───── Dataset extract ─────

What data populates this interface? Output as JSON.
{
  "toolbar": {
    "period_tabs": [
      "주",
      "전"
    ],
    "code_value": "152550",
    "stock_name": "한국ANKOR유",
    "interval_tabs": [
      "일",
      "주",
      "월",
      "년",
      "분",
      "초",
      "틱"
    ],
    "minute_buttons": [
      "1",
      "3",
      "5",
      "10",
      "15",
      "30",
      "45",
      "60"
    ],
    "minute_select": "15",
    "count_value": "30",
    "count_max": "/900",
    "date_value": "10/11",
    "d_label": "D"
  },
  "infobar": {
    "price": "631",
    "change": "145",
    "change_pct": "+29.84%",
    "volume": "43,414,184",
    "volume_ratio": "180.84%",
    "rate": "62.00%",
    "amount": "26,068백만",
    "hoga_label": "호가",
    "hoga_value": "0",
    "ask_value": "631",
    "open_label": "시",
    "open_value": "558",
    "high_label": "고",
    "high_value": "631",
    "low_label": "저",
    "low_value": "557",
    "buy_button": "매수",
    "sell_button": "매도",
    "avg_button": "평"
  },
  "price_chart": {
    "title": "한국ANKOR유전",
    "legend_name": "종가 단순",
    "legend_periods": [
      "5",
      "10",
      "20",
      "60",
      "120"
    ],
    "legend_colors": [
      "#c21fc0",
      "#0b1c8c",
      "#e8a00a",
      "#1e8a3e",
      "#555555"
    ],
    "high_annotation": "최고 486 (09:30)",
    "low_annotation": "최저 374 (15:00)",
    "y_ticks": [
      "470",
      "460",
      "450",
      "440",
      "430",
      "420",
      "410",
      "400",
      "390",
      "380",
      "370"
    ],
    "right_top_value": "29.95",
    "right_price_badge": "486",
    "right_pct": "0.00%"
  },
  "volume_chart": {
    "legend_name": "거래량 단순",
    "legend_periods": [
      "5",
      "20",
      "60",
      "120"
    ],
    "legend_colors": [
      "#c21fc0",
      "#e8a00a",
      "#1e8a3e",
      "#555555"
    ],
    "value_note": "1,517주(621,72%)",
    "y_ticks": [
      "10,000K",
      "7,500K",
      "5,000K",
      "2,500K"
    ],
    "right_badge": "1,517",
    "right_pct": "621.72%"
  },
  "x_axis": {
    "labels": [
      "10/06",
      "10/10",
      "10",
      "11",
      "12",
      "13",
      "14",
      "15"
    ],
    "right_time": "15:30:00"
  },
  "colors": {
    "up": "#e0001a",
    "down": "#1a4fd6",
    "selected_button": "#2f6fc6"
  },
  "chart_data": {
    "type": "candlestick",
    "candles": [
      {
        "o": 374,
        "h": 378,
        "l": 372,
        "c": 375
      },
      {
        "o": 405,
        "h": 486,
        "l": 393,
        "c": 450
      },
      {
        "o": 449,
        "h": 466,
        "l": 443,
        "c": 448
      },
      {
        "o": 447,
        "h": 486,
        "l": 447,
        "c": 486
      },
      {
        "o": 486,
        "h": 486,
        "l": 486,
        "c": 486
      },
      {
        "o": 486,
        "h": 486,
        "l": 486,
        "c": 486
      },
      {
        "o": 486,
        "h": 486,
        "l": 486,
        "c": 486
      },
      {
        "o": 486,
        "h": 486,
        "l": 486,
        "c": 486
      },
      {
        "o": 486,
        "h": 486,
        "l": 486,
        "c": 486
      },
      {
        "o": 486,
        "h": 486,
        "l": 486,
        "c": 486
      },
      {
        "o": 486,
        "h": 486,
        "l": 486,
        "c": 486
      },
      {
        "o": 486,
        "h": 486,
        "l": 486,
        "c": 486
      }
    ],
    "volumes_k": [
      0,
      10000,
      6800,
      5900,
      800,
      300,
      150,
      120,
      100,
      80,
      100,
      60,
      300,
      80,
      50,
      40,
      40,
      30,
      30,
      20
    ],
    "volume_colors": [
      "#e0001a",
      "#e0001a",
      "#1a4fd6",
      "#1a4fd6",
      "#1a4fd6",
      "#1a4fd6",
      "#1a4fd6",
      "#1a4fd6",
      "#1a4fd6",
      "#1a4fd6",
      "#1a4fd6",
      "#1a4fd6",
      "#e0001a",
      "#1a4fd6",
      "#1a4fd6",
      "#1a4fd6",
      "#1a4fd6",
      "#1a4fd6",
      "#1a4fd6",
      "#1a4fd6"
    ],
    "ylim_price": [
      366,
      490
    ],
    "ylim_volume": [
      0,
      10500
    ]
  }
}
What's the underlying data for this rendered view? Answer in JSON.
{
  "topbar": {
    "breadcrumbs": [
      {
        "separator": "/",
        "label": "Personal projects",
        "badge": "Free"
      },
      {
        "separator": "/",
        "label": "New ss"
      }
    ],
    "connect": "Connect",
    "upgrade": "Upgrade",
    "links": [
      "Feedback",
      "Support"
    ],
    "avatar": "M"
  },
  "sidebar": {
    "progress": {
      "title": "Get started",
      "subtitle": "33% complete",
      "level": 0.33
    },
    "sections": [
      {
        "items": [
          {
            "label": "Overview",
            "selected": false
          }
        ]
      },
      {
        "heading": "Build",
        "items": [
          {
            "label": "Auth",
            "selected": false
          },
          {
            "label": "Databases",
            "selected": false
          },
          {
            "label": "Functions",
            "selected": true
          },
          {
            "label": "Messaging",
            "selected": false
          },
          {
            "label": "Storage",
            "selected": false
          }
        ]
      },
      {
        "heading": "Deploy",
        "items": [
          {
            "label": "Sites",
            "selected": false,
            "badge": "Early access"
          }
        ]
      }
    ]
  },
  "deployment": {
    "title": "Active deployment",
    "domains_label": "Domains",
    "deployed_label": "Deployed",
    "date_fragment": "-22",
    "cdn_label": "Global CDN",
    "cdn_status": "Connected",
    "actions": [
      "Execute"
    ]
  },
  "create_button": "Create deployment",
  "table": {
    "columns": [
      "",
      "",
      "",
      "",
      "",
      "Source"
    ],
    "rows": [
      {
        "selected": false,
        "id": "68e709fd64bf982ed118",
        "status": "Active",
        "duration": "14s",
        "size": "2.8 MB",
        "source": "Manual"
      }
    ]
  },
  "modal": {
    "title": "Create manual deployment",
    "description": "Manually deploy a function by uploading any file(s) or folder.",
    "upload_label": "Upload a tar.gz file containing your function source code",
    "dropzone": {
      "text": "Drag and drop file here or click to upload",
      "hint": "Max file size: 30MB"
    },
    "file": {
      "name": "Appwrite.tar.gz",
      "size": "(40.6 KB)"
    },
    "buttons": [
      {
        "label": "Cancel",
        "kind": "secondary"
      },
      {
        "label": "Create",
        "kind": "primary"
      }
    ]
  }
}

─────

Your task is to retype all the records above with nothing left out.

What data populates this interface? Output as JSON.
{
  "toolbar": {
    "period_tabs": [
      "주",
      "전"
    ],
    "code_value": "152550",
    "stock_name": "한국ANKOR유",
    "interval_tabs": [
      "일",
      "주",
      "월",
      "년",
      "분",
      "초",
      "틱"
    ],
    "minute_buttons": [
      "1",
      "3",
      "5",
      "10",
      "15",
      "30",
      "45",
      "60"
    ],
    "minute_select": "15",
    "count_value": "30",
    "count_max": "/900",
    "date_value": "10/11",
    "d_label": "D"
  },
  "infobar": {
    "price": "631",
    "change": "145",
    "change_pct": "+29.84%",
    "volume": "43,414,184",
    "volume_ratio": "180.84%",
    "rate": "62.00%",
    "amount": "26,068백만",
    "hoga_label": "호가",
    "hoga_value": "0",
    "ask_value": "631",
    "open_label": "시",
    "open_value": "558",
    "high_label": "고",
    "high_value": "631",
    "low_label": "저",
    "low_value": "557",
    "buy_button": "매수",
    "sell_button": "매도",
    "avg_button": "평"
  },
  "price_chart": {
    "title": "한국ANKOR유전",
    "legend_name": "종가 단순",
    "legend_periods": [
      "5",
      "10",
      "20",
      "60",
      "120"
    ],
    "legend_colors": [
      "#c21fc0",
      "#0b1c8c",
      "#e8a00a",
      "#1e8a3e",
      "#555555"
    ],
    "high_annotation": "최고 486 (09:30)",
    "low_annotation": "최저 374 (15:00)",
    "y_ticks": [
      "470",
      "460",
      "450",
      "440",
      "430",
      "420",
      "410",
      "400",
      "390",
      "380",
      "370"
    ],
    "right_top_value": "29.95",
    "right_price_badge": "486",
    "right_pct": "0.00%"
  },
  "volume_chart": {
    "legend_name": "거래량 단순",
    "legend_periods": [
      "5",
      "20",
      "60",
      "120"
    ],
    "legend_colors": [
      "#c21fc0",
      "#e8a00a",
      "#1e8a3e",
      "#555555"
    ],
    "value_note": "1,517주(621,72%)",
    "y_ticks": [
      "10,000K",
      "7,500K",
      "5,000K",
      "2,500K"
    ],
    "right_badge": "1,517",
    "right_pct": "621.72%"
  },
  "x_axis": {
    "labels": [
      "10/06",
      "10/10",
      "10",
      "11",
      "12",
      "13",
      "14",
      "15"
    ],
    "right_time": "15:30:00"
  },
  "colors": {
    "up": "#e0001a",
    "down": "#1a4fd6",
    "selected_button": "#2f6fc6"
  },
  "chart_data": {
    "type": "candlestick",
    "candles": [
      {
        "o": 374,
        "h": 378,
        "l": 372,
        "c": 375
      },
      {
        "o": 405,
        "h": 486,
        "l": 393,
        "c": 450
      },
      {
        "o": 449,
        "h": 466,
        "l": 443,
        "c": 448
      },
      {
        "o": 447,
        "h": 486,
        "l": 447,
        "c": 486
      },
      {
        "o": 486,
        "h": 486,
        "l": 486,
        "c": 486
      },
      {
        "o": 486,
        "h": 486,
        "l": 486,
        "c": 486
      },
      {
        "o": 486,
        "h": 486,
        "l": 486,
        "c": 486
      },
      {
        "o": 486,
        "h": 486,
        "l": 486,
        "c": 486
      },
      {
        "o": 486,
        "h": 486,
        "l": 486,
        "c": 486
      },
      {
        "o": 486,
        "h": 486,
        "l": 486,
        "c": 486
      },
      {
        "o": 486,
        "h": 486,
        "l": 486,
        "c": 486
      },
      {
        "o": 486,
        "h": 486,
        "l": 486,
        "c": 486
      }
    ],
    "volumes_k": [
      0,
      10000,
      6800,
      5900,
      800,
      300,
      150,
      120,
      100,
      80,
      100,
      60,
      300,
      80,
      50,
      40,
      40,
      30,
      30,
      20
    ],
    "volume_colors": [
      "#e0001a",
      "#e0001a",
      "#1a4fd6",
      "#1a4fd6",
      "#1a4fd6",
      "#1a4fd6",
      "#1a4fd6",
      "#1a4fd6",
      "#1a4fd6",
      "#1a4fd6",
      "#1a4fd6",
      "#1a4fd6",
      "#e0001a",
      "#1a4fd6",
      "#1a4fd6",
      "#1a4fd6",
      "#1a4fd6",
      "#1a4fd6",
      "#1a4fd6",
      "#1a4fd6"
    ],
    "ylim_price": [
      366,
      490
    ],
    "ylim_volume": [
      0,
      10500
    ]
  }
}
What's the underlying data for this rendered view? Answer in JSON.
{
  "topbar": {
    "breadcrumbs": [
      {
        "separator": "/",
        "label": "Personal projects",
        "badge": "Free"
      },
      {
        "separator": "/",
        "label": "New ss"
      }
    ],
    "connect": "Connect",
    "upgrade": "Upgrade",
    "links": [
      "Feedback",
      "Support"
    ],
    "avatar": "M"
  },
  "sidebar": {
    "progress": {
      "title": "Get started",
      "subtitle": "33% complete",
      "level": 0.33
    },
    "sections": [
      {
        "items": [
          {
            "label": "Overview",
            "selected": false
          }
        ]
      },
      {
        "heading": "Build",
        "items": [
          {
            "label": "Auth",
            "selected": false
          },
          {
            "label": "Databases",
            "selected": false
          },
          {
            "label": "Functions",
            "selected": true
          },
          {
            "label": "Messaging",
            "selected": false
          },
          {
            "label": "Storage",
            "selected": false
          }
        ]
      },
      {
        "heading": "Deploy",
        "items": [
          {
            "label": "Sites",
            "selected": false,
            "badge": "Early access"
          }
        ]
      }
    ]
  },
  "deployment": {
    "title": "Active deployment",
    "domains_label": "Domains",
    "deployed_label": "Deployed",
    "date_fragment": "-22",
    "cdn_label": "Global CDN",
    "cdn_status": "Connected",
    "actions": [
      "Execute"
    ]
  },
  "create_button": "Create deployment",
  "table": {
    "columns": [
      "",
      "",
      "",
      "",
      "",
      "Source"
    ],
    "rows": [
      {
        "selected": false,
        "id": "68e709fd64bf982ed118",
        "status": "Active",
        "duration": "14s",
        "size": "2.8 MB",
        "source": "Manual"
      }
    ]
  },
  "modal": {
    "title": "Create manual deployment",
    "description": "Manually deploy a function by uploading any file(s) or folder.",
    "upload_label": "Upload a tar.gz file containing your function source code",
    "dropzone": {
      "text": "Drag and drop file here or click to upload",
      "hint": "Max file size: 30MB"
    },
    "file": {
      "name": "Appwrite.tar.gz",
      "size": "(40.6 KB)"
    },
    "buttons": [
      {
        "label": "Cancel",
        "kind": "secondary"
      },
      {
        "label": "Create",
        "kind": "primary"
      }
    ]
  }
}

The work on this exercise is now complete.